[Exercise aim]:
Answer these questions from the Vocal Nest text below:
1. What need did participants in one of the wards raise when the composition was introduced with a voluntary vocal session?
2. According to the text, what did Vocal Nest not actually do?
3. Whose argument does the text cite for the claim that such atmospheres are perpetually forming and unforming?
======== Excerpted text
Verbal interaction has its own undisputable function in the recovery process, as in so many other interactions with the world. However, what was revealed in the non-verbal atmospheres of Vocal Nest, also seem to suggest a need for self-expression on a wider scale, without a therapeutical presumption. Such themes specifically came up in one of the wards, when I introduced the composition accompanied by a voluntary vocal session: participants brought up the need for other kinds of contact besides the psychiatric care, ‘such as this’. The justification of such artistic research work in the context of a psychiatric hospital has perhaps more to do with the question of cultural rights than, for example, mental health benefits. In line with Kai Lehikoinen (Professor of the Centre for Educational Research and Academic Development in the Arts [CERADA] at the University of the Arts Helsinki), the idea of cultural rights here ‘reference[…] the availability of cultural services, inclusion and [particularly, and rather tangibly] the notion of having one’s voice heard’.14
To understand more broadly the non-therapeutically oriented potentialities of vocal art in the material-discursive environment of a psychiatric hospital, it would be crucial in the future to closely re-examine, by artistic means, the relation between communication and expression. From here, one could map out the gradually scaled dimensions of how communication and expression differ and entangle. As I have argued, Vocal Nest did not actually communicate information from one person to another. It was not conversation in the sense of each participant contributing to the given theme. Nor was there such a theme. Nobody knew exactly where the vocal utterances came from. People vocalised and listened to something which co-emerged in a new way through a sensate and immanent path of encounter. Something tangible arose from the vocal atmospheres that did not require any kind of a dialogue or interaction — just the embodied presence of those several people, co-inhabiting a specific time and place. It is important to acknowledge that these singular affective qualities of the atmosphere would not have been possible to create anywhere else except for this particular psychiatric hospital and with these specific people.15
The resonance sphere created new affective tones for the norms of human expression in this sensitive environment. They allowed for ineffable and rudimentary vocal attributes to inhabit the hospital space and create the time and space for sensate thinking. Such atmospheres are never finished, static, but are perpetually forming and unforming, as Anderson argues.16 Therefore, there is no normative way of knowing and hearing the affective quality of this specific vocal sphere.17 There is simply the manifold nature of the entangled voices that are heard, perceived, and in a sense created, through the sensate knowledge of the listening bodies. Perhaps it could be argued that the intensity of the vocal spheres forced the listeners to take an embodied stance on the ethos of the piece. According to the sensate and reflective research material presented in this exposition, it seems that the singular affective qualities of Vocal Nest widened, elevated, or in some cases even liberated the presence of many of the people who were in the hospital as patients. However, as noted, the atmosphere that emerged also seemed to narrow and repress the bodily-perceived presence of some other people. It thus temporarily and slightly threw off the strictly regulated psychiatric hospital space. The mediating transmission appeared between the established ways of perceiving the subject and object, and a previously unknown sensate experience.18 That is, the composition showed the psychiatric hospital environment in an atmospheric mood, and thus proposed an artistic measure for considering the significance of the human voice as experience. Through such moments, artistic practice as research may be able to contribute something to psychiatric care that could provide people with another (side)path to the process of recovery.
================
======== Input data
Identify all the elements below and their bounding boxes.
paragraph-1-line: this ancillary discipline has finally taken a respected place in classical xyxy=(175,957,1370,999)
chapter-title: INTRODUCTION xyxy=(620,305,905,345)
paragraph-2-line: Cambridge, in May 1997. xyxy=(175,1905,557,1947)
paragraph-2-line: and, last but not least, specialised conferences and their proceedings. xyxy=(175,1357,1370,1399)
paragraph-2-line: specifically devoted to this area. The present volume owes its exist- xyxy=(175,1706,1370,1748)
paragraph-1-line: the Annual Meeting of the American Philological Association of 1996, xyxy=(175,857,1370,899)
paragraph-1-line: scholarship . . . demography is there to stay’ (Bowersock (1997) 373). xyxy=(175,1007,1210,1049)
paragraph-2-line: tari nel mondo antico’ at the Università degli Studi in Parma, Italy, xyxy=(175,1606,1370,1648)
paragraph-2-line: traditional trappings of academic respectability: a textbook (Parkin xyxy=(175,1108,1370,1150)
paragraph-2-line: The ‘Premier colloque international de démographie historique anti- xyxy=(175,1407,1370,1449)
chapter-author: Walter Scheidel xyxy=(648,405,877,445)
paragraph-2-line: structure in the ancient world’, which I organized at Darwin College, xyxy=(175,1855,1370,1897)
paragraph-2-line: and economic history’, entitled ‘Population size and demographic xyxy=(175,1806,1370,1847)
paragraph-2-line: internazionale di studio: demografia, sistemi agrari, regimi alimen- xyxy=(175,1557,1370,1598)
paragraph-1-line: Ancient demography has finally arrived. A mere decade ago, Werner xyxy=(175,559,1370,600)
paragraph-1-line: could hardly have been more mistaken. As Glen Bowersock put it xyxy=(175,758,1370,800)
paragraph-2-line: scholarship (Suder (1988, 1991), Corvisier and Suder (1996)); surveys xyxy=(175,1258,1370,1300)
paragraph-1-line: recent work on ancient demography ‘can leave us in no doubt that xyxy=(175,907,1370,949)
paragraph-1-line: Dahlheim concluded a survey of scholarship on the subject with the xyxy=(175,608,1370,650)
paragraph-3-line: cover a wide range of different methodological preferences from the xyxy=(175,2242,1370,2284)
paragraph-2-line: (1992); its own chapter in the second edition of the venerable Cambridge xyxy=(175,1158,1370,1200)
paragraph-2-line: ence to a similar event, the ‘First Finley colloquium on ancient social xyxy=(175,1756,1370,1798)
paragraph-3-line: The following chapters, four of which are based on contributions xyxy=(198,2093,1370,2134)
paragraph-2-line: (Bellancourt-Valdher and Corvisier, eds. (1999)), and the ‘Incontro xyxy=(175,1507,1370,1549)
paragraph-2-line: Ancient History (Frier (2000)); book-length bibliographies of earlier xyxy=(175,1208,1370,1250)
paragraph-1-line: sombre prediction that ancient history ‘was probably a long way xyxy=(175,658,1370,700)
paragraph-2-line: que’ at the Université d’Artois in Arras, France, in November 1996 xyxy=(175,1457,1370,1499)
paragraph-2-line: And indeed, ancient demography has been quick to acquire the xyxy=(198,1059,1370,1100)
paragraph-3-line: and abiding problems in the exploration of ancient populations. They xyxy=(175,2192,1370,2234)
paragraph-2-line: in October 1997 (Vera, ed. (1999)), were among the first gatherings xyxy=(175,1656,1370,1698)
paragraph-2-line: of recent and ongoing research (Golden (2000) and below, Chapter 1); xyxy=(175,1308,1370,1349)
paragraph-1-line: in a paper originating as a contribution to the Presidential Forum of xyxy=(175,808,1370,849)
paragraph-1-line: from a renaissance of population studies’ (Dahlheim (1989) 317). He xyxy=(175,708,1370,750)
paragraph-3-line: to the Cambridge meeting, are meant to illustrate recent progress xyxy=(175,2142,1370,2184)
================
[Result for this task]:
1. They raised the need for other kinds of contact besides psychiatric care, "such as this."
2. It did not actually communicate information from one person to another.
3. Anderson's.